# What the task asks
Copy out the lines that have "name" in them.

Records about charts and figures:

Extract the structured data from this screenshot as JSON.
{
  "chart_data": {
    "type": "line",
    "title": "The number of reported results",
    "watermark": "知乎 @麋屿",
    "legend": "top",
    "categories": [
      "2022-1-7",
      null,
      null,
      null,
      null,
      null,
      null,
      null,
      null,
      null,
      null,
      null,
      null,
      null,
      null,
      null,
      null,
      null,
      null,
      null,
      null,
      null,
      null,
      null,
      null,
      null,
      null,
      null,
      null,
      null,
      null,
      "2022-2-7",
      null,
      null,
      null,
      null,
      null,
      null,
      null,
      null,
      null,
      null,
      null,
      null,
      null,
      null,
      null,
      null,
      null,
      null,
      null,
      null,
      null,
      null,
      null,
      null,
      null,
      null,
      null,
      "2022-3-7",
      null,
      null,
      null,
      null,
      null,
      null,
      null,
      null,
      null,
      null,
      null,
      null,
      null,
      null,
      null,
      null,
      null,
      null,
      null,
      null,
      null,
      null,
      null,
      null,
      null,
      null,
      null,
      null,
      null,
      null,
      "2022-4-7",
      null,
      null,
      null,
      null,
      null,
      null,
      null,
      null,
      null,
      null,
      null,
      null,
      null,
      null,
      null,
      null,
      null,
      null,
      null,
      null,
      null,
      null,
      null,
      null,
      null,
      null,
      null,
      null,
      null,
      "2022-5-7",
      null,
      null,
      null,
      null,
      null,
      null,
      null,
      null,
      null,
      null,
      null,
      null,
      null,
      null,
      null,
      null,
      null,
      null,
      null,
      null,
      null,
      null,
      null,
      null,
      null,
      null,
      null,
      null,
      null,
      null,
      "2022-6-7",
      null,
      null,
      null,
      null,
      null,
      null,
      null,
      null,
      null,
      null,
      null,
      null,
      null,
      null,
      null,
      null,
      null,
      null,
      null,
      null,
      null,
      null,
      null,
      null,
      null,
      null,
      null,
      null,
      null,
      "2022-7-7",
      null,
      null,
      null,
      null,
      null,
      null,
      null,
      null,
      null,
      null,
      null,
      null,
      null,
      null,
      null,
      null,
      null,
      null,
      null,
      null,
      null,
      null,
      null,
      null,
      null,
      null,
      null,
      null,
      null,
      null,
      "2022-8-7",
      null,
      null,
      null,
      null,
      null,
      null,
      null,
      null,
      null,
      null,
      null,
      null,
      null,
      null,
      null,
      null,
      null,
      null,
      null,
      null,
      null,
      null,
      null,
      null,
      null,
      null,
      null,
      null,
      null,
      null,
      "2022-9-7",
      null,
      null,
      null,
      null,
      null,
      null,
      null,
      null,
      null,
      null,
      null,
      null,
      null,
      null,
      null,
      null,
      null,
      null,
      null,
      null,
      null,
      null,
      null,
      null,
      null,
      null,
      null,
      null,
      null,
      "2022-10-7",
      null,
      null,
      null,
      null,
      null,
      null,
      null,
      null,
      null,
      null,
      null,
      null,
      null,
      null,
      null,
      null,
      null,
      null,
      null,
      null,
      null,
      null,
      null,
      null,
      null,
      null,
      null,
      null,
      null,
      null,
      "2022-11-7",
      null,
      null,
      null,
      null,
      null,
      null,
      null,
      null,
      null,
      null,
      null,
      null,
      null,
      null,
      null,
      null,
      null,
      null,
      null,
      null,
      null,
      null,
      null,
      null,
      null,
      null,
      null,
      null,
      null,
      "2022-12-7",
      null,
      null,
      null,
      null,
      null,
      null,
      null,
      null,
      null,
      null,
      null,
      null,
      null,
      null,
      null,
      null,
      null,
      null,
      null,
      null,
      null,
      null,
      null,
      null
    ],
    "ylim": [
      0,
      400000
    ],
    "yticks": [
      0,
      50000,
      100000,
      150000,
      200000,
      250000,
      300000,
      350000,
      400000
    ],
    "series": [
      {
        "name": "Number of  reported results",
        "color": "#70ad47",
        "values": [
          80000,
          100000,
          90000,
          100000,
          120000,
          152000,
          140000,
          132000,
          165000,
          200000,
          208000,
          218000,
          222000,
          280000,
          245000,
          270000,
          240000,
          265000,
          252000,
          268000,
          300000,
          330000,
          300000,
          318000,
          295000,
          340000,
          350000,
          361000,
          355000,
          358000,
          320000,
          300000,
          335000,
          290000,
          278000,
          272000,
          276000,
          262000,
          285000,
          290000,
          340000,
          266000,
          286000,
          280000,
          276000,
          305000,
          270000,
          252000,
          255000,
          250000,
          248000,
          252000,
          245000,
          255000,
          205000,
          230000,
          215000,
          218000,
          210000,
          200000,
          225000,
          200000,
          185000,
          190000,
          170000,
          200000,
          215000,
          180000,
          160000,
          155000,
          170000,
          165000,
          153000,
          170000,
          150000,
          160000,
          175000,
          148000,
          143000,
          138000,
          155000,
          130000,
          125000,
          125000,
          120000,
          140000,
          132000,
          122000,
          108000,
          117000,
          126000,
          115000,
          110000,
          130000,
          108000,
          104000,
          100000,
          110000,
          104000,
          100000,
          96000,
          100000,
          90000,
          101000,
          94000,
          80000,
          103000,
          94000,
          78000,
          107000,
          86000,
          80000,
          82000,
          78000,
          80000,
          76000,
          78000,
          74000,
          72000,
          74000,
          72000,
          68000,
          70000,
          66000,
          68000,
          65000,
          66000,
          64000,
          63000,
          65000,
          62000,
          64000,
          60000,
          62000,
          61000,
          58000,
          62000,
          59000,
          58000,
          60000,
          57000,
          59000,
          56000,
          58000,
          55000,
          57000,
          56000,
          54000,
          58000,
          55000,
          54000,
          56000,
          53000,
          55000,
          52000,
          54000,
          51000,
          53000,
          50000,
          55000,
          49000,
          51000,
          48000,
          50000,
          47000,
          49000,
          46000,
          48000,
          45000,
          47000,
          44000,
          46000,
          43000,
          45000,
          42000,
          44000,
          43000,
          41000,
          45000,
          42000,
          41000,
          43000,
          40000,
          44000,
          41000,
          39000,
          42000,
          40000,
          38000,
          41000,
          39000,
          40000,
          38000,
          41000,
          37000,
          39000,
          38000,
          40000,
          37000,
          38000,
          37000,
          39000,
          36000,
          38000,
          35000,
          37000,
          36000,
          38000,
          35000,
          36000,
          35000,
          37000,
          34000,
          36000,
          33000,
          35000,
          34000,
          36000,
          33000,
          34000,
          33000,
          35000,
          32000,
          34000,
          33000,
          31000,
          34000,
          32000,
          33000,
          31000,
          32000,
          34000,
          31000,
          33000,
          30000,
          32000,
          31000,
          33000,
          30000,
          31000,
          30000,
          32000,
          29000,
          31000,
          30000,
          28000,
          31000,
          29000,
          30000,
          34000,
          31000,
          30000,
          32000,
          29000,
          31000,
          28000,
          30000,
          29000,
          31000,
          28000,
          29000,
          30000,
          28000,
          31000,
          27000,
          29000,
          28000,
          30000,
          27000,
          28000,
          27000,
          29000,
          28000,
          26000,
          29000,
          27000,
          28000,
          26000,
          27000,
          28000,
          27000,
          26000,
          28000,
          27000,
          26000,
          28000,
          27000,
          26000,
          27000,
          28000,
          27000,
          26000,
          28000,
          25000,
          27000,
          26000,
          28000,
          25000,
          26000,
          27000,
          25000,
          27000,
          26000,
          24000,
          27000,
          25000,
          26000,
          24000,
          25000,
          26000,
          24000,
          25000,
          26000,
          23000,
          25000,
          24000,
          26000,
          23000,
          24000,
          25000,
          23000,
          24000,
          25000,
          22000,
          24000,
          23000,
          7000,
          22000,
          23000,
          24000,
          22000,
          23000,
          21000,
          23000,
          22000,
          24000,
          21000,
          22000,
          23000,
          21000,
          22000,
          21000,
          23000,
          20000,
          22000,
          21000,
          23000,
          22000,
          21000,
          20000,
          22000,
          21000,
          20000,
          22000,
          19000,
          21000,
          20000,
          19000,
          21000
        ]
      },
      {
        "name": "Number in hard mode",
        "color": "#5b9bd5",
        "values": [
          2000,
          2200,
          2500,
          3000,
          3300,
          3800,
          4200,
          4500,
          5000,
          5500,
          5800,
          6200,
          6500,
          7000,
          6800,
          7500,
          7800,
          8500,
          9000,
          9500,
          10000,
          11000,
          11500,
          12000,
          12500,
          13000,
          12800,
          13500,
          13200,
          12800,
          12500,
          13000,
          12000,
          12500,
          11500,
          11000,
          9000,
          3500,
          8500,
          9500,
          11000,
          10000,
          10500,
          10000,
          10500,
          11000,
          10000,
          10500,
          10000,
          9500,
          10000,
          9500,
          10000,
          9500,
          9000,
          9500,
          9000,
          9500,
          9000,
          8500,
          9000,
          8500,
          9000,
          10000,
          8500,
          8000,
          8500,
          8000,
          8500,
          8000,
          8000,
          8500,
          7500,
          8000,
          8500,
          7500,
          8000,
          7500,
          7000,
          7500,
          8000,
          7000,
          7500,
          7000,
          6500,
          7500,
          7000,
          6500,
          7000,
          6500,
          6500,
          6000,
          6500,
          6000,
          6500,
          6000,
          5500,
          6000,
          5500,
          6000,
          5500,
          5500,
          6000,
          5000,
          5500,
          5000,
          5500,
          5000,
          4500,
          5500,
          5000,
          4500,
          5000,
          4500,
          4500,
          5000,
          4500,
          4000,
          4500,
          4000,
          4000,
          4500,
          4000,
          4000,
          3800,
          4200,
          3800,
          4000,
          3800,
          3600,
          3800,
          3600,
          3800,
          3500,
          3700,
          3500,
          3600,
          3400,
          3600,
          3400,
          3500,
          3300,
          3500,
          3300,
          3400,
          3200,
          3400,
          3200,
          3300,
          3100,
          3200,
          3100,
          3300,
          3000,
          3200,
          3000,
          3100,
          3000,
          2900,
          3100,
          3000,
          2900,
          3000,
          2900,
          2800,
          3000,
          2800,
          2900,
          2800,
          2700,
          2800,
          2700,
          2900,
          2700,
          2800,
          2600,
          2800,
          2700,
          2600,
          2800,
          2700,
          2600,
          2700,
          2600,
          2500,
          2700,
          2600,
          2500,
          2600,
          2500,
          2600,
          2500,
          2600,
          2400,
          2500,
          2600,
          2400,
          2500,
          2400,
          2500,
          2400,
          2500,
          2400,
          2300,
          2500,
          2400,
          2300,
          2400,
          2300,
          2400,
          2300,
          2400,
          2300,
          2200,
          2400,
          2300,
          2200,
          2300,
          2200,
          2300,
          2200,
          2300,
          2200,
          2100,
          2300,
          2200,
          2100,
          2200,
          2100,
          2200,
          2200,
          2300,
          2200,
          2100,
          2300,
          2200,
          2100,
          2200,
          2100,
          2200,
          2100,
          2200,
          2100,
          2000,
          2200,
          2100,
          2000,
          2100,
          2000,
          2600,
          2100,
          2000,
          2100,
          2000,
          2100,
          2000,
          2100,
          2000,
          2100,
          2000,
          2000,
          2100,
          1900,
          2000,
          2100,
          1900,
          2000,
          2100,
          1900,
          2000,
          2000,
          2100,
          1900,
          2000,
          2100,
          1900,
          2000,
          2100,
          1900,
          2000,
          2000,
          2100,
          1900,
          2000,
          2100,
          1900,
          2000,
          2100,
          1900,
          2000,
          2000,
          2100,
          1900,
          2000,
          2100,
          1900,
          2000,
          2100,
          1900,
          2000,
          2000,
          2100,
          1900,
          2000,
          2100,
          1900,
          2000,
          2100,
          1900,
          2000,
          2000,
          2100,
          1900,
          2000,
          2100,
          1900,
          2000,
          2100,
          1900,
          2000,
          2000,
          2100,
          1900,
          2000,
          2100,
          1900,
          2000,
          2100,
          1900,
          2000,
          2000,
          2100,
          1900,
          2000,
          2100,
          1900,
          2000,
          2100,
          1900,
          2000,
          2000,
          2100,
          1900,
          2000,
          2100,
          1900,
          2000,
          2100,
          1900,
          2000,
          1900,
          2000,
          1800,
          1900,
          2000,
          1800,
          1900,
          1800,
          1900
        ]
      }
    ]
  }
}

# In response
        "name": "Number of  reported results",
        "name": "Number in hard mode",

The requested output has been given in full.